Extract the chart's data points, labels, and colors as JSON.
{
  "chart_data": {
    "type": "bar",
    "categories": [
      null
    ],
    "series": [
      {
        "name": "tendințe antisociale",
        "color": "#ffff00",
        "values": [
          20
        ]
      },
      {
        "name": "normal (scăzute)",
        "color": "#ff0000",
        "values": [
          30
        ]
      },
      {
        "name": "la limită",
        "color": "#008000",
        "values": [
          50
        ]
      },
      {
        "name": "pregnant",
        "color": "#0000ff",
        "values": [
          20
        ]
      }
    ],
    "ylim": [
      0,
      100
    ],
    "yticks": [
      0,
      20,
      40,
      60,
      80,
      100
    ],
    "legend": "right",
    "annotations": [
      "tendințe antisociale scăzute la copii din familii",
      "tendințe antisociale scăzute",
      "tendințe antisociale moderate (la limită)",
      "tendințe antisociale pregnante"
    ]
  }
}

■ INSTRUCTIONS FOR THE TASK
Quote all the records. Keep every word exact.

■ RESPONSE TO THIS EXERCISE
Extract the chart's data points, labels, and colors as JSON.
{
  "chart_data": {
    "type": "bar",
    "categories": [
      null
    ],
    "series": [
      {
        "name": "tendințe antisociale",
        "color": "#ffff00",
        "values": [
          20
        ]
      },
      {
        "name": "normal (scăzute)",
        "color": "#ff0000",
        "values": [
          30
        ]
      },
      {
        "name": "la limită",
        "color": "#008000",
        "values": [
          50
        ]
      },
      {
        "name": "pregnant",
        "color": "#0000ff",
        "values": [
          20
        ]
      }
    ],
    "ylim": [
      0,
      100
    ],
    "yticks": [
      0,
      20,
      40,
      60,
      80,
      100
    ],
    "legend": "right",
    "annotations": [
      "tendințe antisociale scăzute la copii din familii",
      "tendințe antisociale scăzute",
      "tendințe antisociale moderate (la limită)",
      "tendințe antisociale pregnante"
    ]
  }
}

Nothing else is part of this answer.